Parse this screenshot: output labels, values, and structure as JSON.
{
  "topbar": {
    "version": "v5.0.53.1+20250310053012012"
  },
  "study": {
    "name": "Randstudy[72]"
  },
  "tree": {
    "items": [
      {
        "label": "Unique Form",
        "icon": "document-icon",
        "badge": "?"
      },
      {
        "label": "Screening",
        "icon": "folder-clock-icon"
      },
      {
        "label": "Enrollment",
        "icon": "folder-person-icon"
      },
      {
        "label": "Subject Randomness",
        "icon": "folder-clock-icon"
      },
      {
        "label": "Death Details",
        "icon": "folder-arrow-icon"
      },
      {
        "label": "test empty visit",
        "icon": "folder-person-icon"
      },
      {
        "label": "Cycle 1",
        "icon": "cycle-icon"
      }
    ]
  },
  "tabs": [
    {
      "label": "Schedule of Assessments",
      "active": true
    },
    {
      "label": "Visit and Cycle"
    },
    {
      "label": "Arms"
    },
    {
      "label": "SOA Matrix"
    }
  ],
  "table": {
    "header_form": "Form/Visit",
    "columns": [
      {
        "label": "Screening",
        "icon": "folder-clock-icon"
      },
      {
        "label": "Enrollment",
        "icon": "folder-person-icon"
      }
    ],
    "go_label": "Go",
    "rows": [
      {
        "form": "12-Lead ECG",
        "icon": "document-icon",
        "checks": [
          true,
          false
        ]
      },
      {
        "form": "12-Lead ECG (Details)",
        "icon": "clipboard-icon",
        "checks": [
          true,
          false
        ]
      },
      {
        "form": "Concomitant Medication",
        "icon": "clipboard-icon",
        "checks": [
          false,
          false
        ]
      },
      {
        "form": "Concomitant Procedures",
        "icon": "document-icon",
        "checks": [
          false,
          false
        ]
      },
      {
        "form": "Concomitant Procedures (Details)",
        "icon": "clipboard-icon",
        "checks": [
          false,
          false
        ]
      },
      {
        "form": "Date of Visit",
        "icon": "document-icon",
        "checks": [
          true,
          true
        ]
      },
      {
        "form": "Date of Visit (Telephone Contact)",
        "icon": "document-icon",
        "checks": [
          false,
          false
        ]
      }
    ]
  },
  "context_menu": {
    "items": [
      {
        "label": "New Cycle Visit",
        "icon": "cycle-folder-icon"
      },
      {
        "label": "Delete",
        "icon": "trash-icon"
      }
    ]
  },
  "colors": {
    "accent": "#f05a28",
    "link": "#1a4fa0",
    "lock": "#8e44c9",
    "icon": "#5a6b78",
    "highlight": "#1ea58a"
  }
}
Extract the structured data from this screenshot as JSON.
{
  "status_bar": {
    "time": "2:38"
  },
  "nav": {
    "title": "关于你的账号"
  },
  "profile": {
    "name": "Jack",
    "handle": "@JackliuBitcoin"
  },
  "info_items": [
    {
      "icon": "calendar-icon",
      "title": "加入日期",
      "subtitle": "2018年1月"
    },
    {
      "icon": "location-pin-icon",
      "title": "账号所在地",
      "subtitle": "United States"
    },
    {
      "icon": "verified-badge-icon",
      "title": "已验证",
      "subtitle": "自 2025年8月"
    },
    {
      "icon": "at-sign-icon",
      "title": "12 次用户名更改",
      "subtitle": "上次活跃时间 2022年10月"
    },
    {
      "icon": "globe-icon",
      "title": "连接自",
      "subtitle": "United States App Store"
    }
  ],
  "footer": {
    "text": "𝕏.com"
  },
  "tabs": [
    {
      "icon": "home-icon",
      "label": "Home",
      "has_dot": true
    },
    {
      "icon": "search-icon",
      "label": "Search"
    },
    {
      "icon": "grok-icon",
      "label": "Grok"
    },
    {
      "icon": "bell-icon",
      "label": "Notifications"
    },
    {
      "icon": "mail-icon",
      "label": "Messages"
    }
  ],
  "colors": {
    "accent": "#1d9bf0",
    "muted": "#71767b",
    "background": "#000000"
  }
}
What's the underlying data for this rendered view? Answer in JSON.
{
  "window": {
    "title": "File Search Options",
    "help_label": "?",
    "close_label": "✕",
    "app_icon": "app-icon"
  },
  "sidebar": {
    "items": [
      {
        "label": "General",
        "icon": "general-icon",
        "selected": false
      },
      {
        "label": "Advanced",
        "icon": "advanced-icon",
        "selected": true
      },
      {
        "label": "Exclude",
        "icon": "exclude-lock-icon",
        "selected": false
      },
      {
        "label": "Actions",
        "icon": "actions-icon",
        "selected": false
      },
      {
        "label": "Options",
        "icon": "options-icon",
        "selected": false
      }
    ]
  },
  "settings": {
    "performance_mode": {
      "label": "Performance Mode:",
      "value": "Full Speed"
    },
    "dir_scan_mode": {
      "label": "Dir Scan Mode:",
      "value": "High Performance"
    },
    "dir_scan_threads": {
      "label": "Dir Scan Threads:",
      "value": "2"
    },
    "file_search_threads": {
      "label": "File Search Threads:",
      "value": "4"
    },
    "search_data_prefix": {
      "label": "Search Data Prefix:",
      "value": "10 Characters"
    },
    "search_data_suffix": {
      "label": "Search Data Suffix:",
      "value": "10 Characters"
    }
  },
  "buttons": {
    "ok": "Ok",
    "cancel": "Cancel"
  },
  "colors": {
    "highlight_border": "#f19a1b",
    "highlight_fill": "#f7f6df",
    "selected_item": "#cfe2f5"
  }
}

****

→ DIRECTIONS:
Each record must be returned exactly as it is written.

→ RESPONSE TO THIS EXERCISE:
Parse this screenshot: output labels, values, and structure as JSON.
{
  "topbar": {
    "version": "v5.0.53.1+20250310053012012"
  },
  "study": {
    "name": "Randstudy[72]"
  },
  "tree": {
    "items": [
      {
        "label": "Unique Form",
        "icon": "document-icon",
        "badge": "?"
      },
      {
        "label": "Screening",
        "icon": "folder-clock-icon"
      },
      {
        "label": "Enrollment",
        "icon": "folder-person-icon"
      },
      {
        "label": "Subject Randomness",
        "icon": "folder-clock-icon"
      },
      {
        "label": "Death Details",
        "icon": "folder-arrow-icon"
      },
      {
        "label": "test empty visit",
        "icon": "folder-person-icon"
      },
      {
        "label": "Cycle 1",
        "icon": "cycle-icon"
      }
    ]
  },
  "tabs": [
    {
      "label": "Schedule of Assessments",
      "active": true
    },
    {
      "label": "Visit and Cycle"
    },
    {
      "label": "Arms"
    },
    {
      "label": "SOA Matrix"
    }
  ],
  "table": {
    "header_form": "Form/Visit",
    "columns": [
      {
        "label": "Screening",
        "icon": "folder-clock-icon"
      },
      {
        "label": "Enrollment",
        "icon": "folder-person-icon"
      }
    ],
    "go_label": "Go",
    "rows": [
      {
        "form": "12-Lead ECG",
        "icon": "document-icon",
        "checks": [
          true,
          false
        ]
      },
      {
        "form": "12-Lead ECG (Details)",
        "icon": "clipboard-icon",
        "checks": [
          true,
          false
        ]
      },
      {
        "form": "Concomitant Medication",
        "icon": "clipboard-icon",
        "checks": [
          false,
          false
        ]
      },
      {
        "form": "Concomitant Procedures",
        "icon": "document-icon",
        "checks": [
          false,
          false
        ]
      },
      {
        "form": "Concomitant Procedures (Details)",
        "icon": "clipboard-icon",
        "checks": [
          false,
          false
        ]
      },
      {
        "form": "Date of Visit",
        "icon": "document-icon",
        "checks": [
          true,
          true
        ]
      },
      {
        "form": "Date of Visit (Telephone Contact)",
        "icon": "document-icon",
        "checks": [
          false,
          false
        ]
      }
    ]
  },
  "context_menu": {
    "items": [
      {
        "label": "New Cycle Visit",
        "icon": "cycle-folder-icon"
      },
      {
        "label": "Delete",
        "icon": "trash-icon"
      }
    ]
  },
  "colors": {
    "accent": "#f05a28",
    "link": "#1a4fa0",
    "lock": "#8e44c9",
    "icon": "#5a6b78",
    "highlight": "#1ea58a"
  }
}
Extract the structured data from this screenshot as JSON.
{
  "status_bar": {
    "time": "2:38"
  },
  "nav": {
    "title": "关于你的账号"
  },
  "profile": {
    "name": "Jack",
    "handle": "@JackliuBitcoin"
  },
  "info_items": [
    {
      "icon": "calendar-icon",
      "title": "加入日期",
      "subtitle": "2018年1月"
    },
    {
      "icon": "location-pin-icon",
      "title": "账号所在地",
      "subtitle": "United States"
    },
    {
      "icon": "verified-badge-icon",
      "title": "已验证",
      "subtitle": "自 2025年8月"
    },
    {
      "icon": "at-sign-icon",
      "title": "12 次用户名更改",
      "subtitle": "上次活跃时间 2022年10月"
    },
    {
      "icon": "globe-icon",
      "title": "连接自",
      "subtitle": "United States App Store"
    }
  ],
  "footer": {
    "text": "𝕏.com"
  },
  "tabs": [
    {
      "icon": "home-icon",
      "label": "Home",
      "has_dot": true
    },
    {
      "icon": "search-icon",
      "label": "Search"
    },
    {
      "icon": "grok-icon",
      "label": "Grok"
    },
    {
      "icon": "bell-icon",
      "label": "Notifications"
    },
    {
      "icon": "mail-icon",
      "label": "Messages"
    }
  ],
  "colors": {
    "accent": "#1d9bf0",
    "muted": "#71767b",
    "background": "#000000"
  }
}
What's the underlying data for this rendered view? Answer in JSON.
{
  "window": {
    "title": "File Search Options",
    "help_label": "?",
    "close_label": "✕",
    "app_icon": "app-icon"
  },
  "sidebar": {
    "items": [
      {
        "label": "General",
        "icon": "general-icon",
        "selected": false
      },
      {
        "label": "Advanced",
        "icon": "advanced-icon",
        "selected": true
      },
      {
        "label": "Exclude",
        "icon": "exclude-lock-icon",
        "selected": false
      },
      {
        "label": "Actions",
        "icon": "actions-icon",
        "selected": false
      },
      {
        "label": "Options",
        "icon": "options-icon",
        "selected": false
      }
    ]
  },
  "settings": {
    "performance_mode": {
      "label": "Performance Mode:",
      "value": "Full Speed"
    },
    "dir_scan_mode": {
      "label": "Dir Scan Mode:",
      "value": "High Performance"
    },
    "dir_scan_threads": {
      "label": "Dir Scan Threads:",
      "value": "2"
    },
    "file_search_threads": {
      "label": "File Search Threads:",
      "value": "4"
    },
    "search_data_prefix": {
      "label": "Search Data Prefix:",
      "value": "10 Characters"
    },
    "search_data_suffix": {
      "label": "Search Data Suffix:",
      "value": "10 Characters"
    }
  },
  "buttons": {
    "ok": "Ok",
    "cancel": "Cancel"
  },
  "colors": {
    "highlight_border": "#f19a1b",
    "highlight_fill": "#f7f6df",
    "selected_item": "#cfe2f5"
  }
}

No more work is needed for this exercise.